● **Data rows**

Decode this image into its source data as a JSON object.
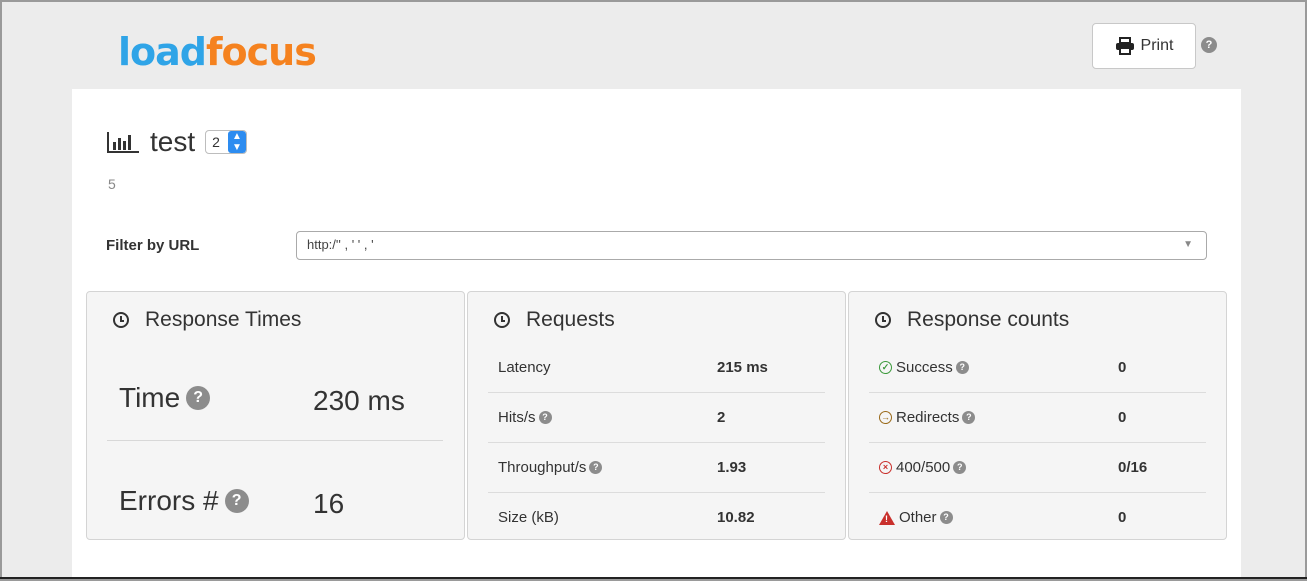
{
  "header": {
    "logo_part1": "load",
    "logo_part2": "focus",
    "print_label": "Print"
  },
  "test": {
    "name": "test",
    "run_selected": "2",
    "subtitle": "5"
  },
  "filter": {
    "label": "Filter by URL",
    "url_value": "http:/'' ,  ' '  ,  '"
  },
  "response_times": {
    "title": "Response Times",
    "time_label": "Time",
    "time_value": "230 ms",
    "errors_label": "Errors #",
    "errors_value": "16"
  },
  "requests": {
    "title": "Requests",
    "rows": [
      {
        "label": "Latency",
        "value": "215 ms"
      },
      {
        "label": "Hits/s",
        "value": "2"
      },
      {
        "label": "Throughput/s",
        "value": "1.93"
      },
      {
        "label": "Size (kB)",
        "value": "10.82"
      }
    ]
  },
  "response_counts": {
    "title": "Response counts",
    "rows": [
      {
        "label": "Success",
        "value": "0",
        "icon": "check-circle-icon",
        "color": "#3c9a3c"
      },
      {
        "label": "Redirects",
        "value": "0",
        "icon": "arrow-circle-icon",
        "color": "#9a6a1a"
      },
      {
        "label": "400/500",
        "value": "0/16",
        "icon": "x-circle-icon",
        "color": "#c9302c"
      },
      {
        "label": "Other",
        "value": "0",
        "icon": "warning-icon",
        "color": "#c9302c"
      }
    ]
  },
  "colors": {
    "logo_blue": "#2fa4e7",
    "logo_orange": "#f5821f",
    "select_blue": "#2d8cf0"
  }
}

● **What is asked**
Keep the pictures out of the copy and write out the data exactly as it stands.

● **In response**
Decode this image into its source data as a JSON object.
{
  "header": {
    "logo_part1": "load",
    "logo_part2": "focus",
    "print_label": "Print"
  },
  "test": {
    "name": "test",
    "run_selected": "2",
    "subtitle": "5"
  },
  "filter": {
    "label": "Filter by URL",
    "url_value": "http:/'' ,  ' '  ,  '"
  },
  "response_times": {
    "title": "Response Times",
    "time_label": "Time",
    "time_value": "230 ms",
    "errors_label": "Errors #",
    "errors_value": "16"
  },
  "requests": {
    "title": "Requests",
    "rows": [
      {
        "label": "Latency",
        "value": "215 ms"
      },
      {
        "label": "Hits/s",
        "value": "2"
      },
      {
        "label": "Throughput/s",
        "value": "1.93"
      },
      {
        "label": "Size (kB)",
        "value": "10.82"
      }
    ]
  },
  "response_counts": {
    "title": "Response counts",
    "rows": [
      {
        "label": "Success",
        "value": "0",
        "icon": "check-circle-icon",
        "color": "#3c9a3c"
      },
      {
        "label": "Redirects",
        "value": "0",
        "icon": "arrow-circle-icon",
        "color": "#9a6a1a"
      },
      {
        "label": "400/500",
        "value": "0/16",
        "icon": "x-circle-icon",
        "color": "#c9302c"
      },
      {
        "label": "Other",
        "value": "0",
        "icon": "warning-icon",
        "color": "#c9302c"
      }
    ]
  },
  "colors": {
    "logo_blue": "#2fa4e7",
    "logo_orange": "#f5821f",
    "select_blue": "#2d8cf0"
  }
}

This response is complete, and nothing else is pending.